> REQUIRED ACTIONS:
[A] Answer from the stochastic programming excerpt:
(i) Which inequality defines the formulation called the first-stage problem?
(ii) What does the theorem in section 3.4 state?
(iii) Why is the detailed proof left out?
[B] Print the passage of the stochastic programming excerpt starting at "## **3.4** The" and ending at "omitted for brevity.".

> SELECTION:
.....
For a given value of  $\vec{y}$ ,  $\vec{r}$ , the optimal objective to this formulation gives us  $p(\vec{y}, \vec{r}, \vec{\omega})$  which is the desired quantity to compute BYL $(\vec{y}, \vec{r})$ .

The two formulations defined by inequalities (15) and (18) form a classic Two-Stage Stochastic Programming formulation [16], where the former is called the first-stage problem and the latter second-stage problem. We would like to point out that even though the proposed formulation considers clock arrival times  $(T_i, T_j)$  to be constant, our formulation can be extended to consider uncertainty in clock tree as well. In that case, the second stage formulation would consider the clock arrival times  $(T_i(\vec{\omega}), T_j(\vec{\omega}))$  to be dependent on the randomness  $(\Omega)$ .

## **3.4** The problem formulation is convex in $(\vec{y}, \vec{r})$

**Theorem:** The proposed two-stage stochastic programming formulation is convex.

**Proof:** Detailed proof omitted for brevity.
.....
> DATASET RECORDS:

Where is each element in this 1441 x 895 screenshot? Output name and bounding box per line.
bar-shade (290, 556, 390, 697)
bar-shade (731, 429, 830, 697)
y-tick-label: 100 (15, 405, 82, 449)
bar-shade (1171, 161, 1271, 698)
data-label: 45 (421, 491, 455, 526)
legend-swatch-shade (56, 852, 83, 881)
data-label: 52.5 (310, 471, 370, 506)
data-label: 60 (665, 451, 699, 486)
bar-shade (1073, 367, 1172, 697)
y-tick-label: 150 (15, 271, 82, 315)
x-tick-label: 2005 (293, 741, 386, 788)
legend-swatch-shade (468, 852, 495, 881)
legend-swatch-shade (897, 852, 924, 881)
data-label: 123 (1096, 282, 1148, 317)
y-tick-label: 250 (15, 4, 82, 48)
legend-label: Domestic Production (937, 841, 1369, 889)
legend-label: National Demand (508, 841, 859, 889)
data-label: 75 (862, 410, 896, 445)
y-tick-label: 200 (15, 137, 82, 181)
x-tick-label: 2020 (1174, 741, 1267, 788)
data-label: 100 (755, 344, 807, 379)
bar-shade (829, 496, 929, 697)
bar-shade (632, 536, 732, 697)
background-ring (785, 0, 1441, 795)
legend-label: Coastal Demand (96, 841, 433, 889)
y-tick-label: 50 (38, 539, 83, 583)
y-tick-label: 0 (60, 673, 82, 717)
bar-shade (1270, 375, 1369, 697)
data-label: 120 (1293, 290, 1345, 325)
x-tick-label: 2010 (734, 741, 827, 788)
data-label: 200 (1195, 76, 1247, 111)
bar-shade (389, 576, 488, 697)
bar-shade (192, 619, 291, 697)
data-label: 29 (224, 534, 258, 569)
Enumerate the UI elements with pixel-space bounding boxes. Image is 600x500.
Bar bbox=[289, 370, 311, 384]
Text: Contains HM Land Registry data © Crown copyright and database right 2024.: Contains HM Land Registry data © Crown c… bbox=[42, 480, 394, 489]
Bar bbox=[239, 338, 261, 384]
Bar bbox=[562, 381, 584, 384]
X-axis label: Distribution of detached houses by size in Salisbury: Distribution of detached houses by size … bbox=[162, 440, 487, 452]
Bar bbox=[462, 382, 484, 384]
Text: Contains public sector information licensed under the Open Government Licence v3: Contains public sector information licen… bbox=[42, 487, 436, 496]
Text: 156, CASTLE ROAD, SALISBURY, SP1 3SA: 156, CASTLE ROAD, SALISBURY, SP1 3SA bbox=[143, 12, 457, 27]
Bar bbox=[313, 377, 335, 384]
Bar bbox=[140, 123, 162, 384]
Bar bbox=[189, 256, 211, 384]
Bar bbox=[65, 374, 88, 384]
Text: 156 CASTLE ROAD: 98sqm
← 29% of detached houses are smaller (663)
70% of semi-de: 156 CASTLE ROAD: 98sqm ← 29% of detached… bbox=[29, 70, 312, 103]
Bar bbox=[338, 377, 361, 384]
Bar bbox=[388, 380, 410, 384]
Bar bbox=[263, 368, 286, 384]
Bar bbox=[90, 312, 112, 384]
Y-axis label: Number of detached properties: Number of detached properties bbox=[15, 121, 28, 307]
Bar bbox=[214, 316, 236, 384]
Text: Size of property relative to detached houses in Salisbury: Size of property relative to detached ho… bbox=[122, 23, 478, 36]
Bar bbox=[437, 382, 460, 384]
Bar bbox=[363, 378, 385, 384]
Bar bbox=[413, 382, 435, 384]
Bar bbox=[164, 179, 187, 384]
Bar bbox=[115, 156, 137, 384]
.....
> RESPONSES FOR EACH TASK:
[A]
(i) Inequality (15).
(ii) The proposed two-stage stochastic programming formulation is convex.
(iii) For brevity.

[B]
## **3.4** The problem formulation is convex in $(\vec{y}, \vec{r})$

**Theorem:** The proposed two-stage stochastic programming formulation is convex.

**Proof:** Detailed proof omitted for brevity.